* [Set exercise]:
Word for word, transcribe the lines from the one containing "Output the text content of this document." through the end of the entries, both included, and nothing else.

* [Data section]:
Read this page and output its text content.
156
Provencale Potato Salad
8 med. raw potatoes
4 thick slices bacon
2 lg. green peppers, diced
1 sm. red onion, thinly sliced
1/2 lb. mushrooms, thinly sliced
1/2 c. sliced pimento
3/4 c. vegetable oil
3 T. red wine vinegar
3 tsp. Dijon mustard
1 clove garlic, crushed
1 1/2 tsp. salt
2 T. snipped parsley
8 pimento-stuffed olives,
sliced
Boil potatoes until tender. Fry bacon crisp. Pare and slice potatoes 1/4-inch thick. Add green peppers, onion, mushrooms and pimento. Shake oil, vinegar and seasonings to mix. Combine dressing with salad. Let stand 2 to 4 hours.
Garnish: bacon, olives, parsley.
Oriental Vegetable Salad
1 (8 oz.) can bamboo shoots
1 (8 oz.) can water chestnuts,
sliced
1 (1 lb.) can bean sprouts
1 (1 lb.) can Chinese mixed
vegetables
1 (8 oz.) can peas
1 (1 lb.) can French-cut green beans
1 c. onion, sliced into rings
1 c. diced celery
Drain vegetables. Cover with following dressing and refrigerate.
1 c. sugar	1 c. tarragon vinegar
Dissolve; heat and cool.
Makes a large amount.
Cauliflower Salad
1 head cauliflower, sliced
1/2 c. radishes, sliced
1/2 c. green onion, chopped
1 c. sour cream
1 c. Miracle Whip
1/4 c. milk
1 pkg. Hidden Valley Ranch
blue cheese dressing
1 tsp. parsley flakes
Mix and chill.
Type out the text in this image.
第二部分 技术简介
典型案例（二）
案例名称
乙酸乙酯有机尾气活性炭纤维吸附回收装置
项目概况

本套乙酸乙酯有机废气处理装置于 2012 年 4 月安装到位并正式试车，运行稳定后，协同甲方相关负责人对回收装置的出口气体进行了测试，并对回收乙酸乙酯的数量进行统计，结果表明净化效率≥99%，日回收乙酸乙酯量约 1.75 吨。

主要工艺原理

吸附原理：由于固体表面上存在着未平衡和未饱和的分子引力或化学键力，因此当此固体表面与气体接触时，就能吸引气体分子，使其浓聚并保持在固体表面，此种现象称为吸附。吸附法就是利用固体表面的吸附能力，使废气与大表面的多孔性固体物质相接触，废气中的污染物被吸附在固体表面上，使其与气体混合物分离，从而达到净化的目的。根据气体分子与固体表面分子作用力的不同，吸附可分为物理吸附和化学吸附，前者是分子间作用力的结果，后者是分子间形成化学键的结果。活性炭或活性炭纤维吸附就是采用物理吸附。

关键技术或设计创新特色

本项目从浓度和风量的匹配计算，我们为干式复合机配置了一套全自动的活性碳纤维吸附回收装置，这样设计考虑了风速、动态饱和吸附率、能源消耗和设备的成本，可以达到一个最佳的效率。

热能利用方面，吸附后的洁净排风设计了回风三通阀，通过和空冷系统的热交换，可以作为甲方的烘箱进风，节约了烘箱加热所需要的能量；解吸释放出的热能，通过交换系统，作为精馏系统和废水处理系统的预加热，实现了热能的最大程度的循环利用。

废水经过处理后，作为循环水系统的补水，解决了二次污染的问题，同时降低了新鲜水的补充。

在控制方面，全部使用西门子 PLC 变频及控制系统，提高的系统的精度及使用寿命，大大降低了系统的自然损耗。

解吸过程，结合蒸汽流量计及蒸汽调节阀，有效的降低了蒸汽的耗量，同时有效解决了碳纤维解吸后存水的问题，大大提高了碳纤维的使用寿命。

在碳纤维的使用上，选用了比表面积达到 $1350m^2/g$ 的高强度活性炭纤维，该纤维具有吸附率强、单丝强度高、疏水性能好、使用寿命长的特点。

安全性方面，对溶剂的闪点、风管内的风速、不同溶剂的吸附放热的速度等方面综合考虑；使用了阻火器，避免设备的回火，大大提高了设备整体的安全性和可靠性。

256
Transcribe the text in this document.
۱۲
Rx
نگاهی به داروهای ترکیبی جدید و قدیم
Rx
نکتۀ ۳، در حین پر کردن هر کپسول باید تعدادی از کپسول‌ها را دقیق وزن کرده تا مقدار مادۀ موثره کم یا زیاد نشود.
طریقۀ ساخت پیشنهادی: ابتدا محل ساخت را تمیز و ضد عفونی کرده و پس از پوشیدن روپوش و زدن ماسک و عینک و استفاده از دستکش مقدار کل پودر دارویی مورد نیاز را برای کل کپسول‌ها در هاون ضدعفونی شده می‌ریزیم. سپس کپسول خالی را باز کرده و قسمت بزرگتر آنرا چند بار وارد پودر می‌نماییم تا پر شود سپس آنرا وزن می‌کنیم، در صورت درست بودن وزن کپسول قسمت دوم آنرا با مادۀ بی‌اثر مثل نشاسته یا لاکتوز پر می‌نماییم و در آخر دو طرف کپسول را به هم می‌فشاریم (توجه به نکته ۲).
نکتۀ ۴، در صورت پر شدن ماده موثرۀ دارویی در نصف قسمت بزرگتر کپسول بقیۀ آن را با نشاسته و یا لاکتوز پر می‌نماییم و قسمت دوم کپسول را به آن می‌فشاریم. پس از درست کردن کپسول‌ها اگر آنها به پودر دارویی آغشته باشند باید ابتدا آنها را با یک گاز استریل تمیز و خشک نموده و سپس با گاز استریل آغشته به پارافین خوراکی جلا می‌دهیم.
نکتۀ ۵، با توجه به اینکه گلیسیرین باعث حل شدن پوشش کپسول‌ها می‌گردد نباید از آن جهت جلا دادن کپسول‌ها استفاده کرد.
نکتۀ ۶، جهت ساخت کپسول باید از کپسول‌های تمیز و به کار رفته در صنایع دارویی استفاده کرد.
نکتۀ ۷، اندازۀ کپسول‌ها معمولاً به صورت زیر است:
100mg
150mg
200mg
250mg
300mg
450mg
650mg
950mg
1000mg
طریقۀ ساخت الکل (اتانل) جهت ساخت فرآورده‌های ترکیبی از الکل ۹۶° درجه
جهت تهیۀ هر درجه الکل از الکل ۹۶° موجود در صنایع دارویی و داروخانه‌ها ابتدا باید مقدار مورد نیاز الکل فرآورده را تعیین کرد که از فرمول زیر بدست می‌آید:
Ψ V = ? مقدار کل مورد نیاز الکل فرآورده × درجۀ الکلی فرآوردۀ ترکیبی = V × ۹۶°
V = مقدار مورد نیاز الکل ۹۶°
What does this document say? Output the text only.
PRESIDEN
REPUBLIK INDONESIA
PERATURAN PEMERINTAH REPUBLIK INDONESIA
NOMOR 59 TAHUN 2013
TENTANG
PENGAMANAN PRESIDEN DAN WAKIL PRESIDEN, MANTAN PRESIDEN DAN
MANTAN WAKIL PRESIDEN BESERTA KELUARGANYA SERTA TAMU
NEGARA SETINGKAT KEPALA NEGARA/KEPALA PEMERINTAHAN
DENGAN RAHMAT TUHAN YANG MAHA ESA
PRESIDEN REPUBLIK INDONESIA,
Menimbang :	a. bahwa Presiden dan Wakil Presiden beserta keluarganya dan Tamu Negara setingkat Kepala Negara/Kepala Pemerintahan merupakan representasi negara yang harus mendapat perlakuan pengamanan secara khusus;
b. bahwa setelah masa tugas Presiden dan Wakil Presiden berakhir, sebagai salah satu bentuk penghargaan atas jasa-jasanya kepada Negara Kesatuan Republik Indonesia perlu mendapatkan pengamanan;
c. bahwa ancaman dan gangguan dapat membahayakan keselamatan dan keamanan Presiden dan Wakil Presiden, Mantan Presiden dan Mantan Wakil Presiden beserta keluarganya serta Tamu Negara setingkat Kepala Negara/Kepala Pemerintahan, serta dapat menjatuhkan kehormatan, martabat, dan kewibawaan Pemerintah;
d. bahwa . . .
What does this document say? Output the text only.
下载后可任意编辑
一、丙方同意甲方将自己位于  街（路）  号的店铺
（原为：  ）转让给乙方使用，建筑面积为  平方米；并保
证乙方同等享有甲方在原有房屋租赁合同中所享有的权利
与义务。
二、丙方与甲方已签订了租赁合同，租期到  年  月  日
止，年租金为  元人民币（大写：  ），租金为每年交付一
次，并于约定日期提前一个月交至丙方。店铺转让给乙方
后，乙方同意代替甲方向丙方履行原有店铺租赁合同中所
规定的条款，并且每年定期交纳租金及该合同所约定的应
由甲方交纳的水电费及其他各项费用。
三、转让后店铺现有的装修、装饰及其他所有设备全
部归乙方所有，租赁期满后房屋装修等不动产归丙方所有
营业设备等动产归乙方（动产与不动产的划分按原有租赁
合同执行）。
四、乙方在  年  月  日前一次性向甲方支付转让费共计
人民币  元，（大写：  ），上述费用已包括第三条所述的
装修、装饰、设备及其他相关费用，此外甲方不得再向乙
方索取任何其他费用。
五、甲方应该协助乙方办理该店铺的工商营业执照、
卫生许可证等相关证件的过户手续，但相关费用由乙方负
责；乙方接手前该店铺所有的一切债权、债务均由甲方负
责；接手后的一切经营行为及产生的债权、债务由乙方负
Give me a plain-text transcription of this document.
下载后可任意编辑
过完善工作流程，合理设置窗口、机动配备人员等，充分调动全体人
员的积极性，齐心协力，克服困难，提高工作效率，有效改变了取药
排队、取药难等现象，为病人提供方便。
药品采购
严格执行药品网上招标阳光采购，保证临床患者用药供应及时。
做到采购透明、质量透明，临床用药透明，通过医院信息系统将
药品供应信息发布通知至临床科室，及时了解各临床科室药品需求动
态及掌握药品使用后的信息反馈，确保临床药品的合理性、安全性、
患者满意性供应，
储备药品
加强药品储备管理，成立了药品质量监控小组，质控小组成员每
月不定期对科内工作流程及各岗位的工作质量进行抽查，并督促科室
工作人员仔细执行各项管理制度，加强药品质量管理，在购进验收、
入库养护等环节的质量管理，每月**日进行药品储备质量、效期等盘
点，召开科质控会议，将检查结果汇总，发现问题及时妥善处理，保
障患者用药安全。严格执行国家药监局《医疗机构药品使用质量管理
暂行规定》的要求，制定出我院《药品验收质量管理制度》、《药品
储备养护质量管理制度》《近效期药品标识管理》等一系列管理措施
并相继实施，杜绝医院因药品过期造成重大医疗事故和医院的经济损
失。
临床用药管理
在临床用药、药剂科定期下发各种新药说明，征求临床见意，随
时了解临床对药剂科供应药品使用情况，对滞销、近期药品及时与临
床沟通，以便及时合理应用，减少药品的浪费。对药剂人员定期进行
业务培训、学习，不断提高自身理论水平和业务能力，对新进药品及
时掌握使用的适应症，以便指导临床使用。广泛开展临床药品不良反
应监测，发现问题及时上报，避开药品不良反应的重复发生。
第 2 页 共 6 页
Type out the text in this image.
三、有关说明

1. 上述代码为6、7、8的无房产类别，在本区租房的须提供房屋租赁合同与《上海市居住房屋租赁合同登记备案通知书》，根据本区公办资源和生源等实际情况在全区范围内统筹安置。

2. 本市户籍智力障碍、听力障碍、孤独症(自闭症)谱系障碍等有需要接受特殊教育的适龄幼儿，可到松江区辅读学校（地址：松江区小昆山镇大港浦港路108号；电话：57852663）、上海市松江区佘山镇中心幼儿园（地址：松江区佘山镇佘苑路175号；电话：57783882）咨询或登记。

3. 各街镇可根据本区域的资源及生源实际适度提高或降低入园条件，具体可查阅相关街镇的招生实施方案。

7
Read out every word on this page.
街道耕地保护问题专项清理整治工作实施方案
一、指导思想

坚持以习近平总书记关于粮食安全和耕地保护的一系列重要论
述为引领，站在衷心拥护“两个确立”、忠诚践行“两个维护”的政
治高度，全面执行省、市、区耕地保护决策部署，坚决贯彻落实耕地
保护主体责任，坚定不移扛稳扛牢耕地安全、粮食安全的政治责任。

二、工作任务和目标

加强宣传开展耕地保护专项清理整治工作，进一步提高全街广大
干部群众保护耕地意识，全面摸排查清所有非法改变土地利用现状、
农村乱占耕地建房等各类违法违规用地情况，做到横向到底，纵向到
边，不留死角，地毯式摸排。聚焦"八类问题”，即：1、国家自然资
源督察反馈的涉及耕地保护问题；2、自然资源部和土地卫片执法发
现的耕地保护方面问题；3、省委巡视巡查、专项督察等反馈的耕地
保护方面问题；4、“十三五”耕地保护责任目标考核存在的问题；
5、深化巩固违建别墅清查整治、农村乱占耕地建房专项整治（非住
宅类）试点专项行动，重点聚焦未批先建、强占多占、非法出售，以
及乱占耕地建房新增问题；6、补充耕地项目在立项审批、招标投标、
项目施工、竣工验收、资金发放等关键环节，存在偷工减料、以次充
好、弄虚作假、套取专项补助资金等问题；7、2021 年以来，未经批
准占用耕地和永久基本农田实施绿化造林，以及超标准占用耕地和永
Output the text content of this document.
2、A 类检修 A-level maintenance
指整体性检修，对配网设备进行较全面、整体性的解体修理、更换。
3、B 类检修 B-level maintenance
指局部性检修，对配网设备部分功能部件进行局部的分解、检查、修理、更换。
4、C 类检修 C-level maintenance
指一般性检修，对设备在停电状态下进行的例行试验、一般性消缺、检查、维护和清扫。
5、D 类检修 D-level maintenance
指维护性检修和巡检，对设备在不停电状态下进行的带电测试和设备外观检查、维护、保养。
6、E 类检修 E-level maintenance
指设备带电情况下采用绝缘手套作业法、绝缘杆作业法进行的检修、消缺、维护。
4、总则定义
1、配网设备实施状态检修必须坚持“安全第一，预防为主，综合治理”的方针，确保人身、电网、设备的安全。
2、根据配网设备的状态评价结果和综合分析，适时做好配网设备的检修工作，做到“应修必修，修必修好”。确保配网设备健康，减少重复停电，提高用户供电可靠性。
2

* [Answer to the task]:
Output the text content of this document.
2、A 类检修 A-level maintenance
指整体性检修，对配网设备进行较全面、整体性的解体修理、更换。
3、B 类检修 B-level maintenance
指局部性检修，对配网设备部分功能部件进行局部的分解、检查、修理、更换。
4、C 类检修 C-level maintenance
指一般性检修，对设备在停电状态下进行的例行试验、一般性消缺、检查、维护和清扫。
5、D 类检修 D-level maintenance
指维护性检修和巡检，对设备在不停电状态下进行的带电测试和设备外观检查、维护、保养。
6、E 类检修 E-level maintenance
指设备带电情况下采用绝缘手套作业法、绝缘杆作业法进行的检修、消缺、维护。
4、总则定义
1、配网设备实施状态检修必须坚持“安全第一，预防为主，综合治理”的方针，确保人身、电网、设备的安全。
2、根据配网设备的状态评价结果和综合分析，适时做好配网设备的检修工作，做到“应修必修，修必修好”。确保配网设备健康，减少重复停电，提高用户供电可靠性。
2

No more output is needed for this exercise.